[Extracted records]
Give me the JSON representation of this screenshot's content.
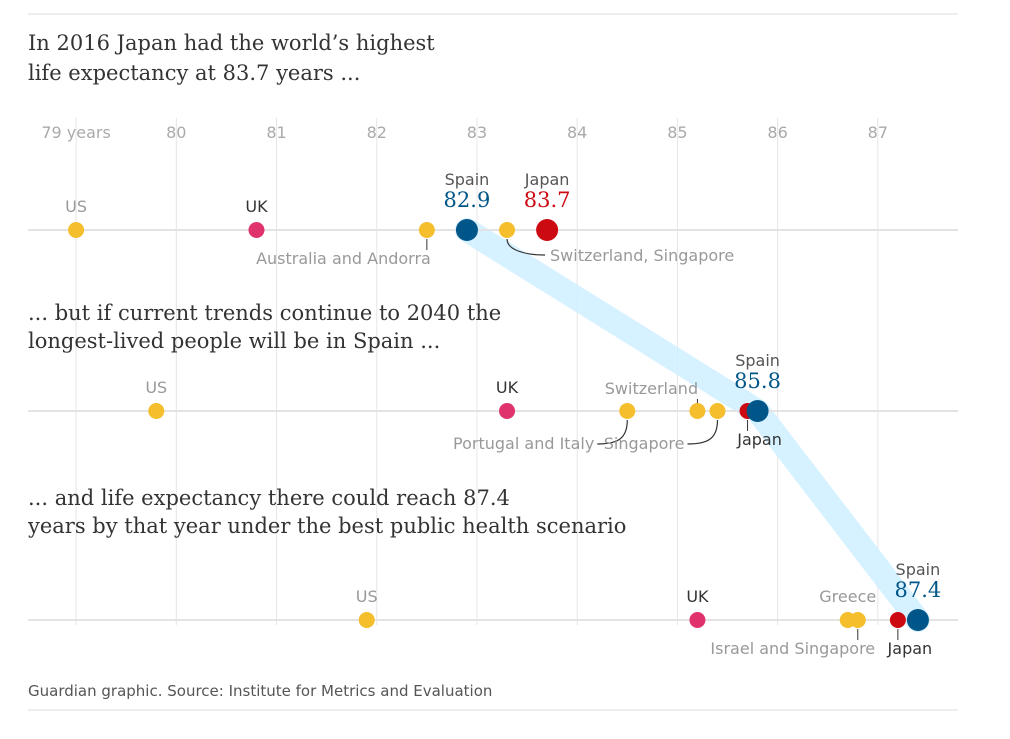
{
  "chart_data": {
    "type": "scatter",
    "x_axis": {
      "ticks": [
        79,
        80,
        81,
        82,
        83,
        84,
        85,
        86,
        87
      ],
      "tick_labels": [
        "79 years",
        "80",
        "81",
        "82",
        "83",
        "84",
        "85",
        "86",
        "87"
      ],
      "range": [
        78.55,
        87.8
      ]
    },
    "colors": {
      "highlight_blue": "#005689",
      "highlight_red": "#cc0a11",
      "uk_pink": "#e0336e",
      "others_yellow": "#f5be2c",
      "label_grey": "#999999",
      "title_text": "#333333",
      "connector_band": "#cfeeff",
      "gridline": "#e6e6e6"
    },
    "panels": [
      {
        "id": "2016",
        "title": "In 2016 Japan had the world's highest life expectancy at 83.7 years ...",
        "title_lines": [
          "In 2016 Japan had the world’s highest",
          "life expectancy at 83.7 years ..."
        ],
        "points": [
          {
            "name": "US",
            "label": "US",
            "value": 79.0,
            "color": "yellow",
            "label_pos": "above"
          },
          {
            "name": "UK",
            "label": "UK",
            "value": 80.8,
            "color": "pink",
            "label_pos": "above"
          },
          {
            "name": "Australia and Andorra",
            "label": "Australia and Andorra",
            "value": 82.5,
            "color": "yellow",
            "label_pos": "below-tick"
          },
          {
            "name": "Spain",
            "label": "Spain",
            "value": 82.9,
            "value_label": "82.9",
            "color": "blue",
            "highlight": true
          },
          {
            "name": "Switzerland, Singapore",
            "label": "Switzerland, Singapore",
            "value": 83.3,
            "color": "yellow",
            "label_pos": "leader-right"
          },
          {
            "name": "Japan",
            "label": "Japan",
            "value": 83.7,
            "value_label": "83.7",
            "color": "red",
            "highlight": true
          }
        ]
      },
      {
        "id": "2040",
        "title": "... but if current trends continue to 2040 the longest-lived people will be in Spain ...",
        "title_lines": [
          "... but if current trends continue to 2040 the",
          "longest-lived people will be in Spain ..."
        ],
        "points": [
          {
            "name": "US",
            "label": "US",
            "value": 79.8,
            "color": "yellow",
            "label_pos": "above"
          },
          {
            "name": "UK",
            "label": "UK",
            "value": 83.3,
            "color": "pink",
            "label_pos": "above"
          },
          {
            "name": "Portugal and Italy",
            "label": "Portugal and Italy",
            "value": 84.5,
            "color": "yellow",
            "label_pos": "leader-left"
          },
          {
            "name": "Switzerland",
            "label": "Switzerland",
            "value": 85.2,
            "color": "yellow",
            "label_pos": "above-tick"
          },
          {
            "name": "Singapore",
            "label": "Singapore",
            "value": 85.4,
            "color": "yellow",
            "label_pos": "leader-left"
          },
          {
            "name": "Japan",
            "label": "Japan",
            "value": 85.7,
            "color": "red",
            "label_pos": "below-tick"
          },
          {
            "name": "Spain",
            "label": "Spain",
            "value": 85.8,
            "value_label": "85.8",
            "color": "blue",
            "highlight": true
          }
        ]
      },
      {
        "id": "2040-best",
        "title": "... and life expectancy there could reach 87.4 years by that year under the best public health scenario",
        "title_lines": [
          "... and life expectancy there could reach 87.4",
          "years by that year under the best public health scenario"
        ],
        "points": [
          {
            "name": "US",
            "label": "US",
            "value": 81.9,
            "color": "yellow",
            "label_pos": "above"
          },
          {
            "name": "UK",
            "label": "UK",
            "value": 85.2,
            "color": "pink",
            "label_pos": "above"
          },
          {
            "name": "Greece",
            "label": "Greece",
            "value": 86.7,
            "color": "yellow",
            "label_pos": "above"
          },
          {
            "name": "Israel and Singapore",
            "label": "Israel and Singapore",
            "value": 86.8,
            "color": "yellow",
            "label_pos": "below-tick"
          },
          {
            "name": "Japan",
            "label": "Japan",
            "value": 87.2,
            "color": "red",
            "label_pos": "below-tick"
          },
          {
            "name": "Spain",
            "label": "Spain",
            "value": 87.4,
            "value_label": "87.4",
            "color": "blue",
            "highlight": true
          }
        ]
      }
    ],
    "connector": "Spain across panels",
    "source": "Guardian graphic. Source: Institute for Metrics and Evaluation"
  }
}
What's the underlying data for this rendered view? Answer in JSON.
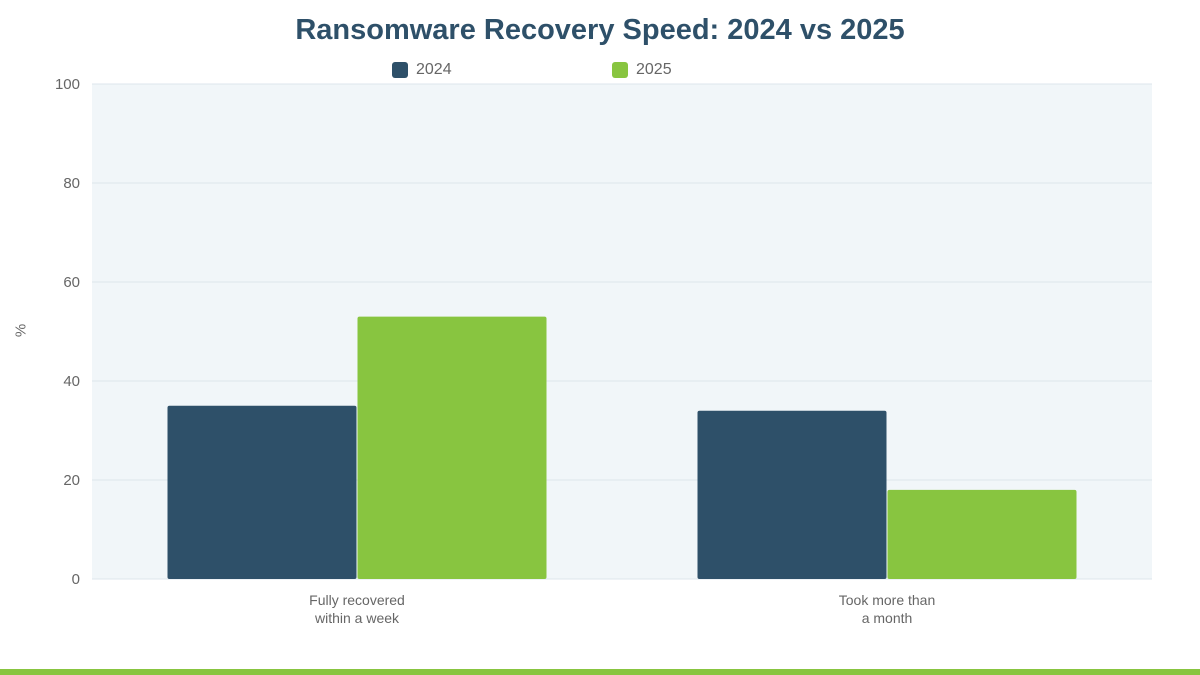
{
  "chart_data": {
    "type": "bar",
    "title": "Ransomware Recovery Speed: 2024 vs 2025",
    "xlabel": "",
    "ylabel": "%",
    "ylim": [
      0,
      100
    ],
    "yticks": [
      "0",
      "20",
      "40",
      "60",
      "80",
      "100"
    ],
    "categories": [
      [
        "Fully recovered",
        "within a week"
      ],
      [
        "Took more than",
        "a month"
      ]
    ],
    "series": [
      {
        "name": "2024",
        "color": "#2e5069",
        "values": [
          35,
          34
        ]
      },
      {
        "name": "2025",
        "color": "#88c540",
        "values": [
          53,
          18
        ]
      }
    ],
    "grid": true,
    "legend_position": "top-center",
    "plot_background": "#f1f6f9",
    "accent_bar_color": "#88c540"
  }
}
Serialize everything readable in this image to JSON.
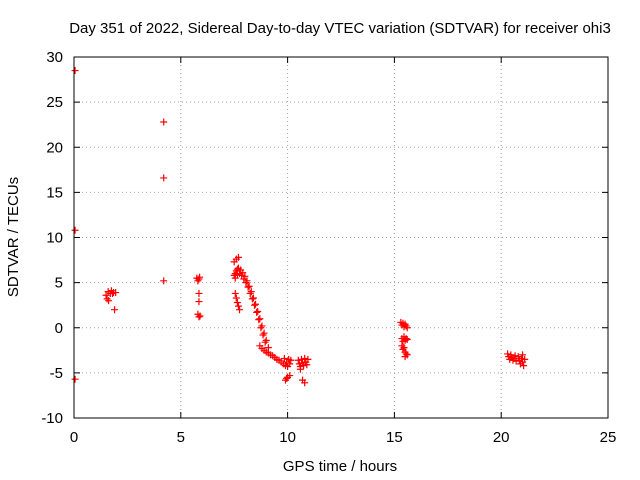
{
  "chart_data": {
    "type": "scatter",
    "title": "Day 351 of 2022, Sidereal Day-to-day VTEC variation (SDTVAR) for receiver ohi3",
    "xlabel": "GPS time / hours",
    "ylabel": "SDTVAR / TECUs",
    "xlim": [
      0,
      25
    ],
    "ylim": [
      -10,
      30
    ],
    "xticks": [
      0,
      5,
      10,
      15,
      20,
      25
    ],
    "yticks": [
      -10,
      -5,
      0,
      5,
      10,
      15,
      20,
      25,
      30
    ],
    "grid": true,
    "marker": "+",
    "color": "#ff0000",
    "series": [
      {
        "name": "SDTVAR",
        "points": [
          [
            0.05,
            28.5
          ],
          [
            0.05,
            10.8
          ],
          [
            0.05,
            -5.7
          ],
          [
            1.5,
            3.6
          ],
          [
            1.55,
            3.2
          ],
          [
            1.6,
            4.0
          ],
          [
            1.62,
            3.0
          ],
          [
            1.7,
            3.8
          ],
          [
            1.75,
            4.1
          ],
          [
            1.8,
            3.8
          ],
          [
            1.85,
            3.9
          ],
          [
            1.9,
            2.0
          ],
          [
            1.95,
            3.9
          ],
          [
            4.2,
            22.8
          ],
          [
            4.2,
            16.6
          ],
          [
            4.2,
            5.2
          ],
          [
            5.75,
            5.5
          ],
          [
            5.8,
            5.2
          ],
          [
            5.85,
            5.4
          ],
          [
            5.85,
            3.8
          ],
          [
            5.85,
            2.9
          ],
          [
            5.8,
            1.5
          ],
          [
            5.85,
            1.2
          ],
          [
            5.9,
            1.3
          ],
          [
            5.88,
            5.6
          ],
          [
            7.5,
            7.3
          ],
          [
            7.6,
            7.6
          ],
          [
            7.7,
            7.8
          ],
          [
            7.55,
            3.8
          ],
          [
            7.6,
            3.3
          ],
          [
            7.65,
            2.8
          ],
          [
            7.7,
            2.4
          ],
          [
            7.75,
            2.0
          ],
          [
            7.5,
            5.8
          ],
          [
            7.55,
            6.0
          ],
          [
            7.6,
            6.3
          ],
          [
            7.65,
            6.5
          ],
          [
            7.7,
            6.6
          ],
          [
            7.8,
            6.4
          ],
          [
            7.9,
            6.1
          ],
          [
            8.0,
            5.7
          ],
          [
            8.1,
            5.2
          ],
          [
            8.2,
            4.6
          ],
          [
            8.3,
            4.0
          ],
          [
            8.4,
            3.3
          ],
          [
            8.5,
            2.6
          ],
          [
            8.6,
            1.8
          ],
          [
            8.7,
            1.0
          ],
          [
            8.8,
            0.2
          ],
          [
            8.9,
            -0.6
          ],
          [
            9.0,
            -1.4
          ],
          [
            9.1,
            -2.2
          ],
          [
            7.55,
            5.5
          ],
          [
            7.65,
            5.9
          ],
          [
            7.75,
            6.0
          ],
          [
            7.85,
            5.8
          ],
          [
            7.95,
            5.4
          ],
          [
            8.05,
            5.0
          ],
          [
            8.15,
            4.5
          ],
          [
            8.25,
            3.8
          ],
          [
            8.35,
            3.2
          ],
          [
            8.45,
            2.5
          ],
          [
            8.55,
            1.7
          ],
          [
            8.65,
            0.9
          ],
          [
            8.75,
            0.0
          ],
          [
            8.85,
            -0.8
          ],
          [
            8.95,
            -1.6
          ],
          [
            8.7,
            -2.0
          ],
          [
            8.8,
            -2.3
          ],
          [
            8.9,
            -2.5
          ],
          [
            9.0,
            -2.7
          ],
          [
            9.1,
            -2.8
          ],
          [
            9.2,
            -3.0
          ],
          [
            9.3,
            -3.1
          ],
          [
            9.4,
            -3.3
          ],
          [
            9.5,
            -3.5
          ],
          [
            9.6,
            -3.6
          ],
          [
            9.7,
            -3.8
          ],
          [
            9.8,
            -4.0
          ],
          [
            9.9,
            -4.2
          ],
          [
            10.0,
            -4.3
          ],
          [
            10.1,
            -4.0
          ],
          [
            10.15,
            -3.6
          ],
          [
            9.85,
            -3.4
          ],
          [
            9.95,
            -3.8
          ],
          [
            10.05,
            -3.5
          ],
          [
            9.9,
            -5.8
          ],
          [
            9.95,
            -5.6
          ],
          [
            10.0,
            -5.5
          ],
          [
            10.1,
            -5.3
          ],
          [
            10.5,
            -3.6
          ],
          [
            10.55,
            -4.0
          ],
          [
            10.6,
            -4.3
          ],
          [
            10.65,
            -3.5
          ],
          [
            10.7,
            -3.9
          ],
          [
            10.75,
            -4.2
          ],
          [
            10.8,
            -3.4
          ],
          [
            10.85,
            -3.8
          ],
          [
            10.9,
            -4.1
          ],
          [
            10.95,
            -3.5
          ],
          [
            10.7,
            -5.8
          ],
          [
            10.8,
            -6.1
          ],
          [
            10.6,
            -4.6
          ],
          [
            15.3,
            0.6
          ],
          [
            15.35,
            0.3
          ],
          [
            15.4,
            0.5
          ],
          [
            15.45,
            0.1
          ],
          [
            15.5,
            0.4
          ],
          [
            15.55,
            0.2
          ],
          [
            15.6,
            0.0
          ],
          [
            15.35,
            -1.2
          ],
          [
            15.4,
            -1.5
          ],
          [
            15.45,
            -1.0
          ],
          [
            15.5,
            -1.4
          ],
          [
            15.55,
            -1.2
          ],
          [
            15.6,
            -1.3
          ],
          [
            15.35,
            -2.0
          ],
          [
            15.4,
            -2.4
          ],
          [
            15.45,
            -2.2
          ],
          [
            15.5,
            -2.7
          ],
          [
            15.55,
            -2.9
          ],
          [
            15.6,
            -3.0
          ],
          [
            15.5,
            -3.2
          ],
          [
            20.3,
            -2.9
          ],
          [
            20.35,
            -3.2
          ],
          [
            20.4,
            -3.5
          ],
          [
            20.45,
            -3.0
          ],
          [
            20.5,
            -3.3
          ],
          [
            20.55,
            -3.6
          ],
          [
            20.6,
            -3.4
          ],
          [
            20.65,
            -3.1
          ],
          [
            20.7,
            -3.7
          ],
          [
            20.8,
            -3.2
          ],
          [
            20.85,
            -3.6
          ],
          [
            20.9,
            -4.0
          ],
          [
            20.95,
            -3.4
          ],
          [
            21.0,
            -3.8
          ],
          [
            21.05,
            -4.2
          ],
          [
            21.0,
            -3.0
          ],
          [
            21.1,
            -3.5
          ]
        ]
      }
    ]
  }
}
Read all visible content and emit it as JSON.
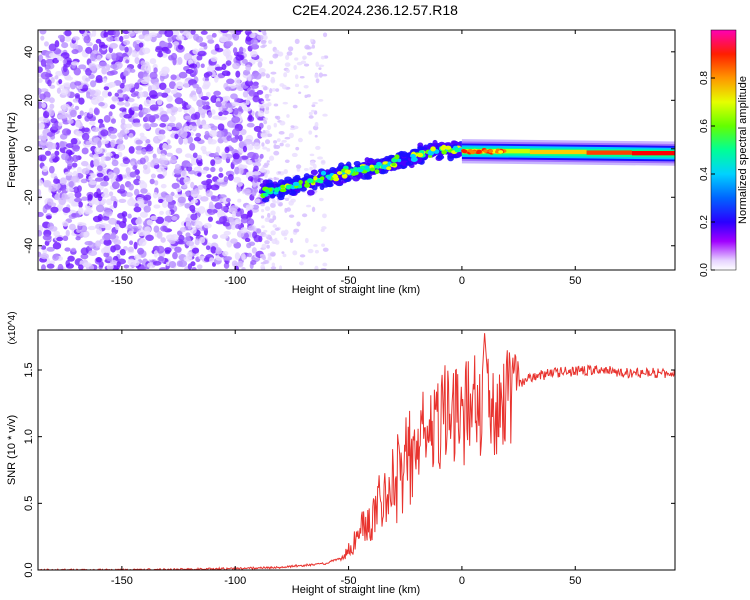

What to do: Pull out each line holding the string "SDTVAR".

Exercise output:
    "title": "Day 351 of 2022, Sidereal Day-to-day VTEC variation (SDTVAR) for receiver ohi3",
    "ylabel": "SDTVAR / TECUs",
        "name": "SDTVAR",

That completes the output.